Copy only what runs from the line containing "Type out the text in this image." through the end of the material below, line for line, with both ends included.

*** EXTRACTED MATERIAL ***

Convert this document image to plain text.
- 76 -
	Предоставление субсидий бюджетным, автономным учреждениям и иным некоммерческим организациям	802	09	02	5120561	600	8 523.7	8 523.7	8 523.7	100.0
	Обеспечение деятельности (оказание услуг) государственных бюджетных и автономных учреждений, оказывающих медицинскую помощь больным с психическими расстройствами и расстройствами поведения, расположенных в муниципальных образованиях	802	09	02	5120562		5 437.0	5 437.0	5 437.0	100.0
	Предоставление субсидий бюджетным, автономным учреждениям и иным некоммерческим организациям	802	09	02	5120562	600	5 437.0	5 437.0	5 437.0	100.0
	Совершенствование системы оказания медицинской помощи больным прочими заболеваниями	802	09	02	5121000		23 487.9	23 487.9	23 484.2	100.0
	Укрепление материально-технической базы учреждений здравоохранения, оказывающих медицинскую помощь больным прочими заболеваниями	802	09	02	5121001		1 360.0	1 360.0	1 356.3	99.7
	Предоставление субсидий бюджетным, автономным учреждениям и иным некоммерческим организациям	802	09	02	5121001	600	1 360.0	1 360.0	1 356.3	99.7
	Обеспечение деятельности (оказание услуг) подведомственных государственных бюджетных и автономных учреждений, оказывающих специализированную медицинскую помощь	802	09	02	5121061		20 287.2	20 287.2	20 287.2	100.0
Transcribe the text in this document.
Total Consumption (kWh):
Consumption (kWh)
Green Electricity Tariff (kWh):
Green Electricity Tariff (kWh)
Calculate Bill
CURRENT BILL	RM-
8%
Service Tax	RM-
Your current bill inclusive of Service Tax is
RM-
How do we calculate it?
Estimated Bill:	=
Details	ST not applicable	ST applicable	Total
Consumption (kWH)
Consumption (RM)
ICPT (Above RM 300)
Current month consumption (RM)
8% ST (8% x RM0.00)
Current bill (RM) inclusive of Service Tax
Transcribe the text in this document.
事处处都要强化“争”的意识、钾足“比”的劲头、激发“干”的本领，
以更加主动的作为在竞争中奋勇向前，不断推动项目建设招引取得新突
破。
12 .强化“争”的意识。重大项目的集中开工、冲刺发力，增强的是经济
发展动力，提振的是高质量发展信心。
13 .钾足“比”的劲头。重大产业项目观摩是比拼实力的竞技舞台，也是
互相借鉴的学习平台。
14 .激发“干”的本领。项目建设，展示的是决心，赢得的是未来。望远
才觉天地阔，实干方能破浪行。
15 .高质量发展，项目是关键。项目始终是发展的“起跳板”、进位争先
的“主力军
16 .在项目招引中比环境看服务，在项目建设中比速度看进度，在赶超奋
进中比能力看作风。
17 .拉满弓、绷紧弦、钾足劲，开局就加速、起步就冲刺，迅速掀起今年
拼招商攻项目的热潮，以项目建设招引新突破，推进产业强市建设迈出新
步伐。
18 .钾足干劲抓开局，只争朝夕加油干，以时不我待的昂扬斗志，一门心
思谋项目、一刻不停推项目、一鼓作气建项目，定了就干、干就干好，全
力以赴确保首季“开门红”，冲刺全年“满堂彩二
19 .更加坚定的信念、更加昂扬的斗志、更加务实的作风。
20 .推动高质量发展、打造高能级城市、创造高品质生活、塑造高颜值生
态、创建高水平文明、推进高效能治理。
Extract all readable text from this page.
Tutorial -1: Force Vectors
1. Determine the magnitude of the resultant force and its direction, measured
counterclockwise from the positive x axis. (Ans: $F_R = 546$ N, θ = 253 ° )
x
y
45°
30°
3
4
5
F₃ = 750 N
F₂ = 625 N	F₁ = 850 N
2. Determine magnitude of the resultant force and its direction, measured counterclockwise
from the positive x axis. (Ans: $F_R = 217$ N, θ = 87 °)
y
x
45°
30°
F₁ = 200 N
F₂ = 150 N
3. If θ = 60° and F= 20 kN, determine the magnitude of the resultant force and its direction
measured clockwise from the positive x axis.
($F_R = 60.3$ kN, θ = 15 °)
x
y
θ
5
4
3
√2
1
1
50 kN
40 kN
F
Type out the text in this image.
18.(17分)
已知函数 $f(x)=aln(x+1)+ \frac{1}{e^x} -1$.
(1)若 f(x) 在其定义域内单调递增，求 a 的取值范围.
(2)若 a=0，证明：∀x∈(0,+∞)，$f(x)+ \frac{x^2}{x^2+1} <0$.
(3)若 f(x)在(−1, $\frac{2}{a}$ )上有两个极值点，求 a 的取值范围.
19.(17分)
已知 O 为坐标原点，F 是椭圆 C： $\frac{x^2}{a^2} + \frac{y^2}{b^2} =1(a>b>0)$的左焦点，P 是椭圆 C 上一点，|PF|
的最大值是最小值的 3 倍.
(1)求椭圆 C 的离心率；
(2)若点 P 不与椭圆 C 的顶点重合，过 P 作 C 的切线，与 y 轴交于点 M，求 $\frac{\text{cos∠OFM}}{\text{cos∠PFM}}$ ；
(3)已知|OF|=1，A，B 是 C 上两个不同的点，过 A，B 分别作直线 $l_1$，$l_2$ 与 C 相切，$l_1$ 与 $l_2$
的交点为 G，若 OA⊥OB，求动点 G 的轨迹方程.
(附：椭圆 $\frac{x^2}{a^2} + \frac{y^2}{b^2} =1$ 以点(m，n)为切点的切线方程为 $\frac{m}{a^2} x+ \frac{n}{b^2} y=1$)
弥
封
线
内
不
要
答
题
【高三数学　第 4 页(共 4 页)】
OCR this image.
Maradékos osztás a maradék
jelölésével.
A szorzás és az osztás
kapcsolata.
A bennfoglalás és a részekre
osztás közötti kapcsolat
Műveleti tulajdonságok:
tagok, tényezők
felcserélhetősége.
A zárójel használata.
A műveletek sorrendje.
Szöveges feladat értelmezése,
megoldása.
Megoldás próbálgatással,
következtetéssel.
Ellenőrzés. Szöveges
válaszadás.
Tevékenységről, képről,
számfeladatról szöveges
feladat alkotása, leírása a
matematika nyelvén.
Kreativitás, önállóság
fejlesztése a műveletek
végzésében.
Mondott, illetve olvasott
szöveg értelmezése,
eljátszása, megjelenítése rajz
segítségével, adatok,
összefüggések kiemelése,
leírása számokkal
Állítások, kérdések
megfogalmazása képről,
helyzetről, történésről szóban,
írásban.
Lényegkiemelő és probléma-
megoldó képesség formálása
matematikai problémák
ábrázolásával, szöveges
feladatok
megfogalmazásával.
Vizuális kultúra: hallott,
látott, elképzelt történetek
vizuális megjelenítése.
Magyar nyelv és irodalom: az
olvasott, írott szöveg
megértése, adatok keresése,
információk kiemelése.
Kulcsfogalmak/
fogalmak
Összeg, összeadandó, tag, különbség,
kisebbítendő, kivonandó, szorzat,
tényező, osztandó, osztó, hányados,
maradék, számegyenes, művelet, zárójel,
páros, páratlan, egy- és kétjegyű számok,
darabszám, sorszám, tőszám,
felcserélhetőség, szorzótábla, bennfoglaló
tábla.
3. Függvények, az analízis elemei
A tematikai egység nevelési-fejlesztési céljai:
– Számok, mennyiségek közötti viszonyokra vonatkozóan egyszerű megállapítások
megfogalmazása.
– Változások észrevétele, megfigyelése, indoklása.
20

***

> [SOLUTION FOR THIS EXERCISE]:
Type out the text in this image.
18.(17分)
已知函数 $f(x)=aln(x+1)+ \frac{1}{e^x} -1$.
(1)若 f(x) 在其定义域内单调递增，求 a 的取值范围.
(2)若 a=0，证明：∀x∈(0,+∞)，$f(x)+ \frac{x^2}{x^2+1} <0$.
(3)若 f(x)在(−1, $\frac{2}{a}$ )上有两个极值点，求 a 的取值范围.
19.(17分)
已知 O 为坐标原点，F 是椭圆 C： $\frac{x^2}{a^2} + \frac{y^2}{b^2} =1(a>b>0)$的左焦点，P 是椭圆 C 上一点，|PF|
的最大值是最小值的 3 倍.
(1)求椭圆 C 的离心率；
(2)若点 P 不与椭圆 C 的顶点重合，过 P 作 C 的切线，与 y 轴交于点 M，求 $\frac{\text{cos∠OFM}}{\text{cos∠PFM}}$ ；
(3)已知|OF|=1，A，B 是 C 上两个不同的点，过 A，B 分别作直线 $l_1$，$l_2$ 与 C 相切，$l_1$ 与 $l_2$
的交点为 G，若 OA⊥OB，求动点 G 的轨迹方程.
(附：椭圆 $\frac{x^2}{a^2} + \frac{y^2}{b^2} =1$ 以点(m，n)为切点的切线方程为 $\frac{m}{a^2} x+ \frac{n}{b^2} y=1$)
弥
封
线
内
不
要
答
题
【高三数学　第 4 页(共 4 页)】
OCR this image.
Maradékos osztás a maradék
jelölésével.
A szorzás és az osztás
kapcsolata.
A bennfoglalás és a részekre
osztás közötti kapcsolat
Műveleti tulajdonságok:
tagok, tényezők
felcserélhetősége.
A zárójel használata.
A műveletek sorrendje.
Szöveges feladat értelmezése,
megoldása.
Megoldás próbálgatással,
következtetéssel.
Ellenőrzés. Szöveges
válaszadás.
Tevékenységről, képről,
számfeladatról szöveges
feladat alkotása, leírása a
matematika nyelvén.
Kreativitás, önállóság
fejlesztése a műveletek
végzésében.
Mondott, illetve olvasott
szöveg értelmezése,
eljátszása, megjelenítése rajz
segítségével, adatok,
összefüggések kiemelése,
leírása számokkal
Állítások, kérdések
megfogalmazása képről,
helyzetről, történésről szóban,
írásban.
Lényegkiemelő és probléma-
megoldó képesség formálása
matematikai problémák
ábrázolásával, szöveges
feladatok
megfogalmazásával.
Vizuális kultúra: hallott,
látott, elképzelt történetek
vizuális megjelenítése.
Magyar nyelv és irodalom: az
olvasott, írott szöveg
megértése, adatok keresése,
információk kiemelése.
Kulcsfogalmak/
fogalmak
Összeg, összeadandó, tag, különbség,
kisebbítendő, kivonandó, szorzat,
tényező, osztandó, osztó, hányados,
maradék, számegyenes, művelet, zárójel,
páros, páratlan, egy- és kétjegyű számok,
darabszám, sorszám, tőszám,
felcserélhetőség, szorzótábla, bennfoglaló
tábla.
3. Függvények, az analízis elemei
A tematikai egység nevelési-fejlesztési céljai:
– Számok, mennyiségek közötti viszonyokra vonatkozóan egyszerű megállapítások
megfogalmazása.
– Változások észrevétele, megfigyelése, indoklása.
20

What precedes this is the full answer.